● **Recorded data**:

■ ■ ■ ■ ■ ■ ■

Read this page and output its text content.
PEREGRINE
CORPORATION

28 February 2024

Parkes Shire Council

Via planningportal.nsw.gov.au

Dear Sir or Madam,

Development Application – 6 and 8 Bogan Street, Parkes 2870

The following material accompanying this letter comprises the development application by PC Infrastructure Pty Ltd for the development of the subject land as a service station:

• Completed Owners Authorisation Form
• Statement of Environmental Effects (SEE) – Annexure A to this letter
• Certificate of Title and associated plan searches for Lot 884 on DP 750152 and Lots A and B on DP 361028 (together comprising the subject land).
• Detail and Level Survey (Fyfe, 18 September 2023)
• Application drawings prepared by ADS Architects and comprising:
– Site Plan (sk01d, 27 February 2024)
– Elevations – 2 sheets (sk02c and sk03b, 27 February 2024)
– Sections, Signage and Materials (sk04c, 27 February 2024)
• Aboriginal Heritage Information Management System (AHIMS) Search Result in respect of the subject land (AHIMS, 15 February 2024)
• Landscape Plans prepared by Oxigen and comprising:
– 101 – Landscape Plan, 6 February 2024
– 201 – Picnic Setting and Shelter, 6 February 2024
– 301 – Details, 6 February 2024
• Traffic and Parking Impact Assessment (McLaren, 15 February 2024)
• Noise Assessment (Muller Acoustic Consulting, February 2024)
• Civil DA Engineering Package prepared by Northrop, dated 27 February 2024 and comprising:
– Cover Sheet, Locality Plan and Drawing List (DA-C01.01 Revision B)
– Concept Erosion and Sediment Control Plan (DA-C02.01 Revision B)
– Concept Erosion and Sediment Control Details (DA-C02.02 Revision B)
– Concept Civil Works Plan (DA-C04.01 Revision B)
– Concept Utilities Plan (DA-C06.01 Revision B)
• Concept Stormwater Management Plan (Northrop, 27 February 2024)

■ ■ ■ ■ ■ ■ ■

● **DIRECTIONS**:
Scan the material above for the string "February" and return the lines that hold it.

● **FINISHED ANSWER**:
28 February 2024
– Site Plan (sk01d, 27 February 2024)
– Elevations – 2 sheets (sk02c and sk03b, 27 February 2024)
– Sections, Signage and Materials (sk04c, 27 February 2024)
• Aboriginal Heritage Information Management System (AHIMS) Search Result in respect of the subject land (AHIMS, 15 February 2024)
– 101 – Landscape Plan, 6 February 2024
– 201 – Picnic Setting and Shelter, 6 February 2024
– 301 – Details, 6 February 2024
• Traffic and Parking Impact Assessment (McLaren, 15 February 2024)
• Noise Assessment (Muller Acoustic Consulting, February 2024)
• Civil DA Engineering Package prepared by Northrop, dated 27 February 2024 and comprising:
• Concept Stormwater Management Plan (Northrop, 27 February 2024)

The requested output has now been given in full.